__LISTA DE TAREFAS__
• a. Resuma em duas frases o texto sobre racismo no Brasil.
• b. De acordo com o texto sobre racismo no Brasil, há quanto tempo pessoas negras eram consideradas mercadoria no país?

__TEXTO DO DOCUMENTO__
----------
Ele Não Porque Eu Sou Negro

Arte- André Zanardo

Qualquer um que se preste a ler e estudar, com um mínimo de seriedade, a história da população negra no Brasil jamais afirmaria que não há racismo no Brasil e muito menos que os portugueses jamais pisaram no continente africano. Pensamentos estes expressados por aquele que não se deve dizer o nome, ou “o coiso” se preferirem.

por Gabriel Alex Pinto de Oliveira no Justificando

Arte- André Zanardo

Pois é, em qualquer livro de história aceito no sistema de ensino brasileiro, a escravidão é posta, ainda que brevemente, como um fator importante na constituição do país. Assim, qualquer criança de esteja no oitavo ano saberá, ou pelo menos deveria saber, que pessoas da etnia negra já foram consideradas como mercadoria no Brasil hápouco mais de 130 anos.

Agora, para fugir do lugar comum e mergulhar mais fundo naquilo em que não vemos nos livros rasos que circulam nas escolas ao tratarem da questão racial brasileira, é necessário primeiro força de vontade, em segundo dedicação, e, por fim, muita paciência. O que quero dizer com isso é que uma criança negra, ao se deparar com a história de seus possíveis ancestrais escravizados neste país, precisará ou de uma estrutura familiar boa ou de um(a) excelente professor(a) de história que lhe mostre o outro lado da verdade por de trás daquilo que consta no livro da escola.

Hoje já contamos com uma extensa bibliografia que pode ser vir muito bem a quem se interessar em estudar a fundo o assunto para se verificar que fatores sociais, econômicos e políticos influenciaram decisivamente na constituição da desigualdade racial que temos enfrentado nos dias de hoje.

Meias verdades ou inverdades descaradas como as ditadas pelo presidenciável tendem a ser reproduzidas como verdade por aqueles que preferem manter um discurso de ódio ou subjugação em relação à população negra. E isso nós negros não podemos permitir mais.
----------
__LINHAS DE DADOS__
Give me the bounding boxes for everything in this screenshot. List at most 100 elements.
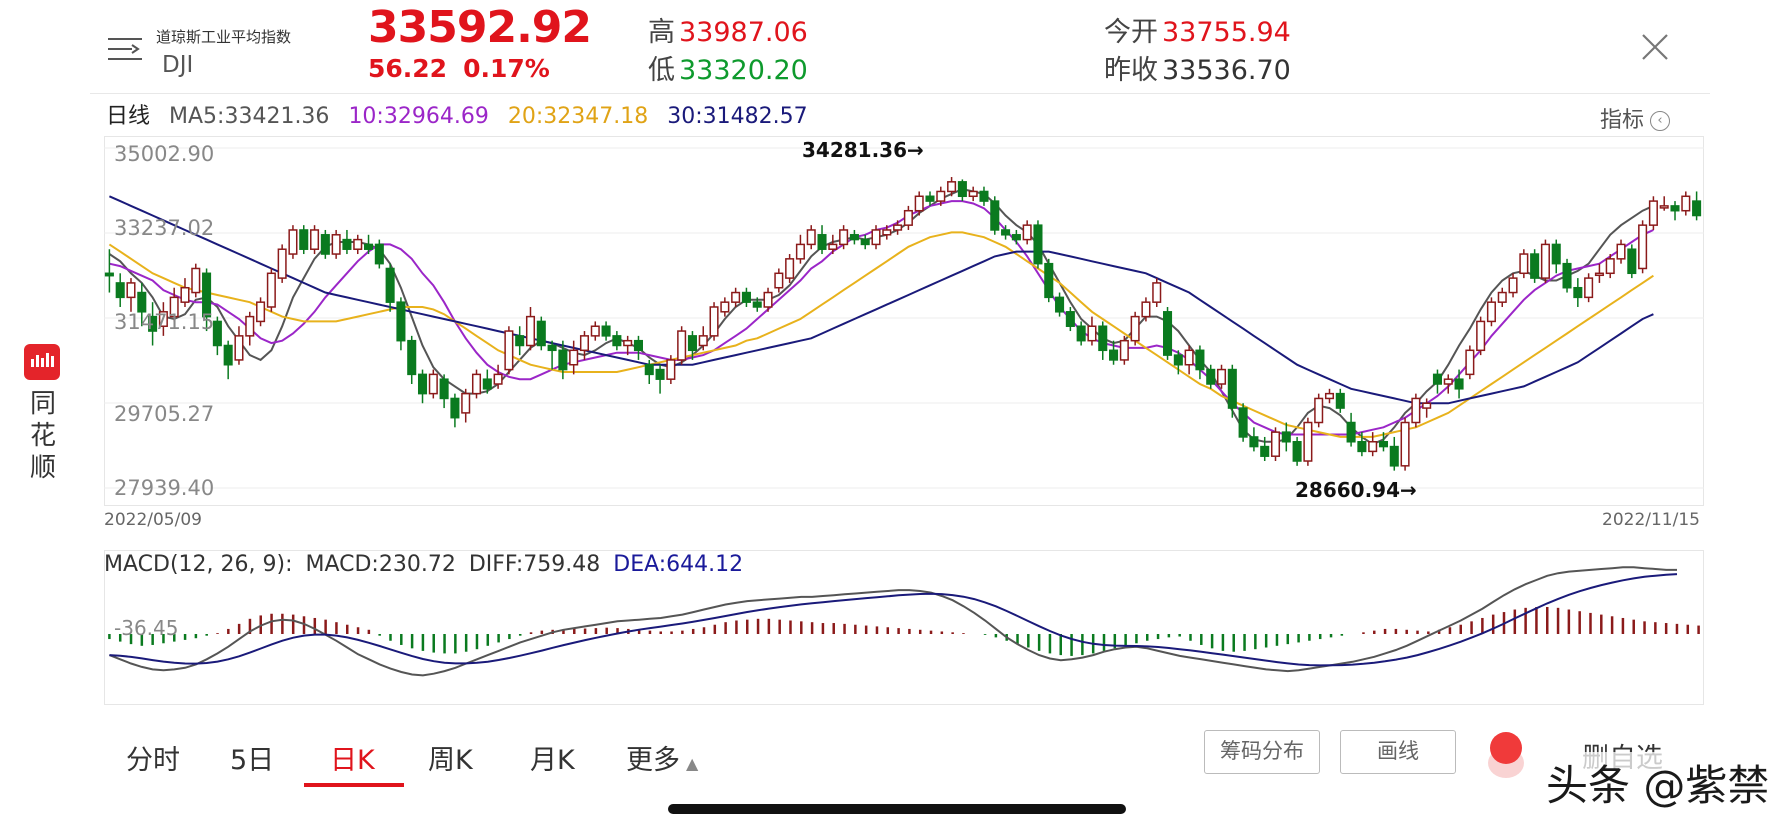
----------
__RESPOSTAS DAS TAREFAS__
• a. Quem estuda com seriedade a história da população negra no Brasil jamais afirmaria que não há racismo no país nem que os portugueses nunca pisaram na África, ideias atribuídas a um presidenciável. Ir além dos livros escolares sobre a questão racial exige força de vontade, dedicação e paciência, e os negros não podem mais permitir que meias verdades desse tipo sejam reproduzidas como verdade.

• b. Há pouco mais de 130 anos.